## YOUR OBJECTIVE
Quote every line as written. Omit pictures.

Saved data entries
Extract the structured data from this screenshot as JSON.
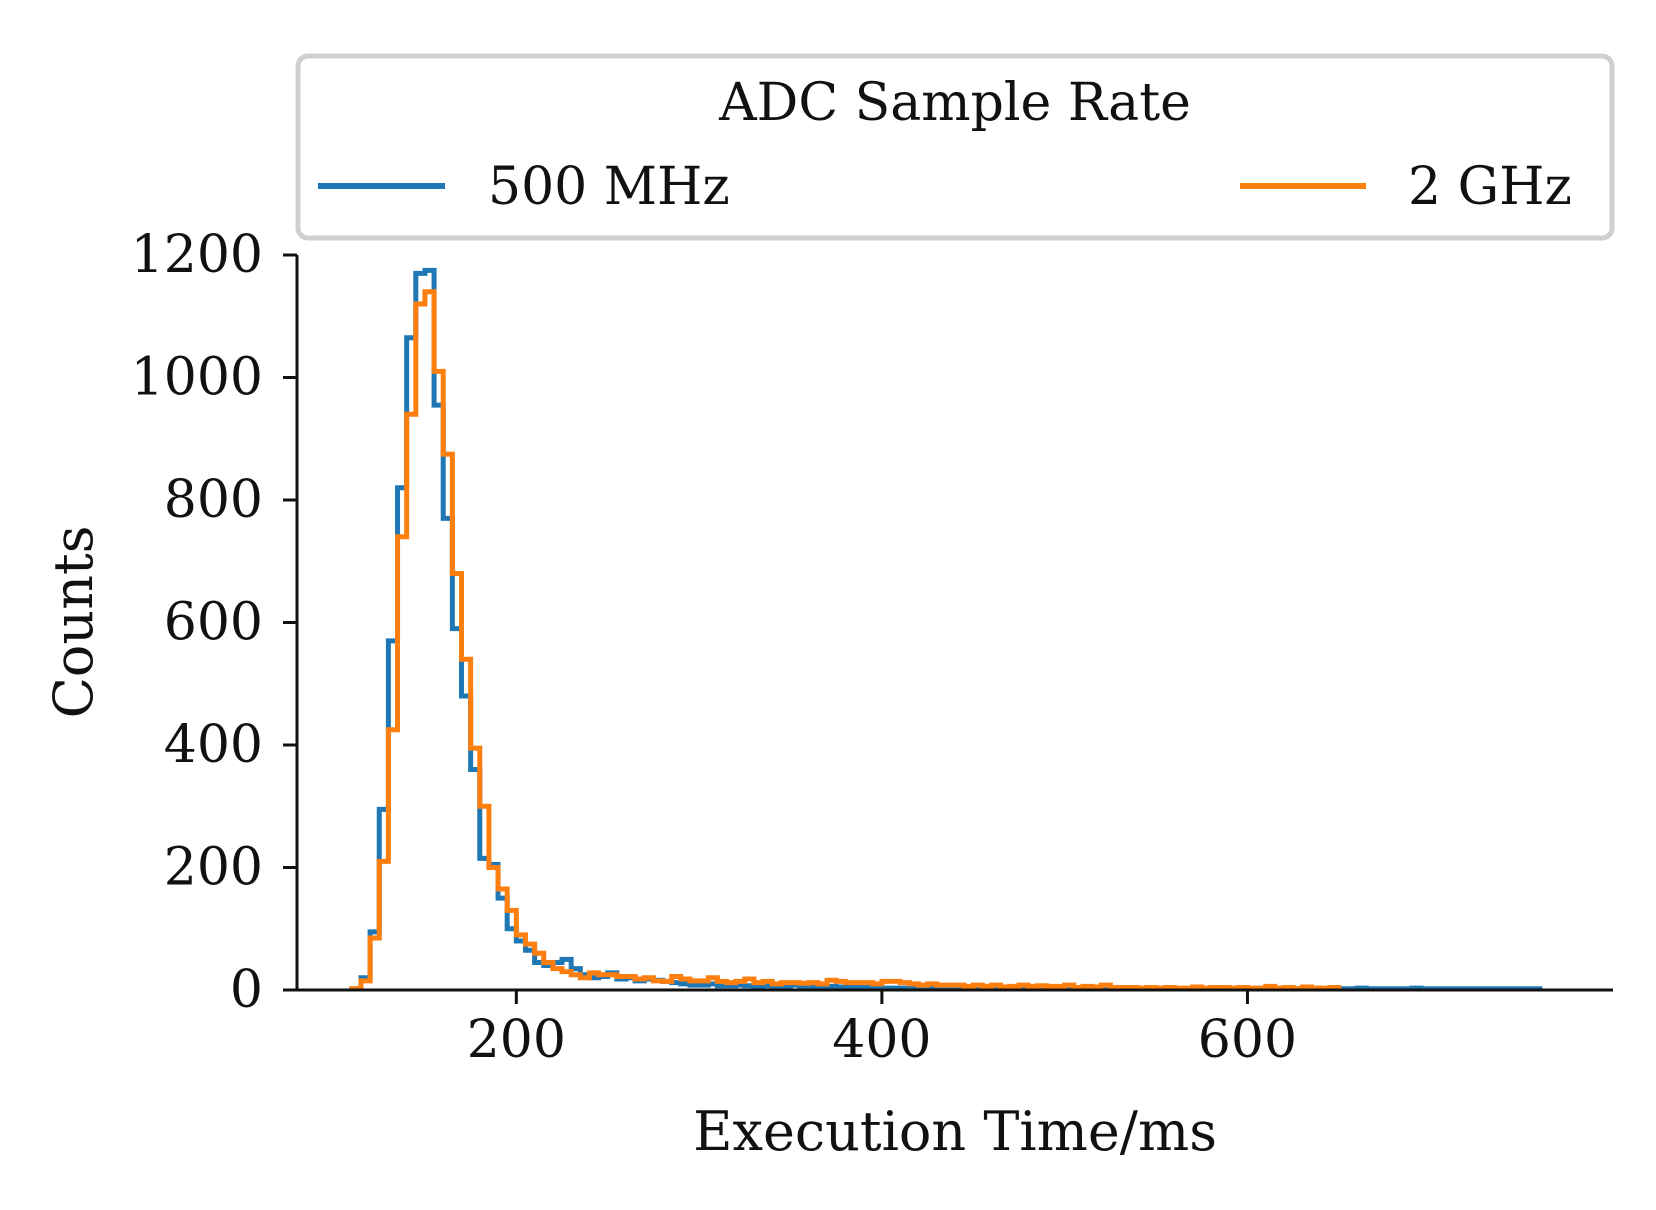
{
  "chart_data": {
    "type": "histogram-step",
    "title": "",
    "xlabel": "Execution Time/ms",
    "ylabel": "Counts",
    "xlim": [
      80,
      800
    ],
    "ylim": [
      0,
      1200
    ],
    "xticks": [
      200,
      400,
      600
    ],
    "yticks": [
      0,
      200,
      400,
      600,
      800,
      1000,
      1200
    ],
    "legend": {
      "title": "ADC Sample Rate",
      "placement": "top",
      "entries": [
        "500 MHz",
        "2 GHz"
      ]
    },
    "bin_start": 110,
    "bin_width": 5,
    "series": [
      {
        "name": "500 MHz",
        "color": "#1f77b4",
        "values": [
          2,
          20,
          95,
          295,
          570,
          820,
          1065,
          1170,
          1175,
          955,
          770,
          590,
          480,
          360,
          215,
          205,
          150,
          100,
          80,
          65,
          45,
          40,
          45,
          50,
          35,
          25,
          20,
          22,
          28,
          18,
          20,
          15,
          18,
          16,
          14,
          12,
          10,
          8,
          8,
          10,
          7,
          7,
          8,
          7,
          6,
          7,
          6,
          5,
          8,
          5,
          4,
          5,
          6,
          5,
          5,
          4,
          4,
          3,
          3,
          3,
          3,
          3,
          3,
          3,
          3,
          2,
          3,
          2,
          2,
          3,
          2,
          2,
          2,
          2,
          2,
          3,
          2,
          2,
          2,
          2,
          2,
          2,
          2,
          2,
          2,
          3,
          2,
          2,
          2,
          2,
          2,
          2,
          2,
          2,
          3,
          2,
          2,
          2,
          2,
          3,
          2,
          2,
          2,
          2,
          2,
          3,
          2,
          2,
          2,
          2,
          3,
          2,
          2,
          2,
          2,
          2,
          3,
          2,
          2,
          2,
          2,
          2,
          2,
          2,
          2,
          2,
          2,
          2,
          2,
          2
        ]
      },
      {
        "name": "2 GHz",
        "color": "#ff7f0e",
        "values": [
          2,
          15,
          85,
          210,
          425,
          740,
          940,
          1120,
          1140,
          1010,
          875,
          680,
          540,
          395,
          300,
          200,
          165,
          130,
          90,
          75,
          60,
          45,
          35,
          30,
          25,
          20,
          28,
          25,
          25,
          22,
          22,
          18,
          20,
          15,
          14,
          22,
          18,
          15,
          15,
          20,
          14,
          12,
          14,
          18,
          12,
          14,
          10,
          12,
          12,
          11,
          12,
          10,
          16,
          14,
          12,
          12,
          12,
          10,
          14,
          14,
          12,
          10,
          8,
          10,
          8,
          8,
          8,
          6,
          8,
          6,
          8,
          5,
          6,
          8,
          6,
          7,
          6,
          6,
          8,
          4,
          6,
          5,
          8,
          4,
          4,
          4,
          3,
          4,
          3,
          4,
          3,
          3,
          5,
          3,
          4,
          4,
          3,
          4,
          3,
          3,
          6,
          3,
          4,
          2,
          5,
          3,
          3,
          4
        ]
      }
    ]
  }
}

## OUTPUT FOR THIS TASK
Extract the structured data from this screenshot as JSON.
{
  "chart_data": {
    "type": "histogram-step",
    "title": "",
    "xlabel": "Execution Time/ms",
    "ylabel": "Counts",
    "xlim": [
      80,
      800
    ],
    "ylim": [
      0,
      1200
    ],
    "xticks": [
      200,
      400,
      600
    ],
    "yticks": [
      0,
      200,
      400,
      600,
      800,
      1000,
      1200
    ],
    "legend": {
      "title": "ADC Sample Rate",
      "placement": "top",
      "entries": [
        "500 MHz",
        "2 GHz"
      ]
    },
    "bin_start": 110,
    "bin_width": 5,
    "series": [
      {
        "name": "500 MHz",
        "color": "#1f77b4",
        "values": [
          2,
          20,
          95,
          295,
          570,
          820,
          1065,
          1170,
          1175,
          955,
          770,
          590,
          480,
          360,
          215,
          205,
          150,
          100,
          80,
          65,
          45,
          40,
          45,
          50,
          35,
          25,
          20,
          22,
          28,
          18,
          20,
          15,
          18,
          16,
          14,
          12,
          10,
          8,
          8,
          10,
          7,
          7,
          8,
          7,
          6,
          7,
          6,
          5,
          8,
          5,
          4,
          5,
          6,
          5,
          5,
          4,
          4,
          3,
          3,
          3,
          3,
          3,
          3,
          3,
          3,
          2,
          3,
          2,
          2,
          3,
          2,
          2,
          2,
          2,
          2,
          3,
          2,
          2,
          2,
          2,
          2,
          2,
          2,
          2,
          2,
          3,
          2,
          2,
          2,
          2,
          2,
          2,
          2,
          2,
          3,
          2,
          2,
          2,
          2,
          3,
          2,
          2,
          2,
          2,
          2,
          3,
          2,
          2,
          2,
          2,
          3,
          2,
          2,
          2,
          2,
          2,
          3,
          2,
          2,
          2,
          2,
          2,
          2,
          2,
          2,
          2,
          2,
          2,
          2,
          2
        ]
      },
      {
        "name": "2 GHz",
        "color": "#ff7f0e",
        "values": [
          2,
          15,
          85,
          210,
          425,
          740,
          940,
          1120,
          1140,
          1010,
          875,
          680,
          540,
          395,
          300,
          200,
          165,
          130,
          90,
          75,
          60,
          45,
          35,
          30,
          25,
          20,
          28,
          25,
          25,
          22,
          22,
          18,
          20,
          15,
          14,
          22,
          18,
          15,
          15,
          20,
          14,
          12,
          14,
          18,
          12,
          14,
          10,
          12,
          12,
          11,
          12,
          10,
          16,
          14,
          12,
          12,
          12,
          10,
          14,
          14,
          12,
          10,
          8,
          10,
          8,
          8,
          8,
          6,
          8,
          6,
          8,
          5,
          6,
          8,
          6,
          7,
          6,
          6,
          8,
          4,
          6,
          5,
          8,
          4,
          4,
          4,
          3,
          4,
          3,
          4,
          3,
          3,
          5,
          3,
          4,
          4,
          3,
          4,
          3,
          3,
          6,
          3,
          4,
          2,
          5,
          3,
          3,
          4
        ]
      }
    ]
  }
}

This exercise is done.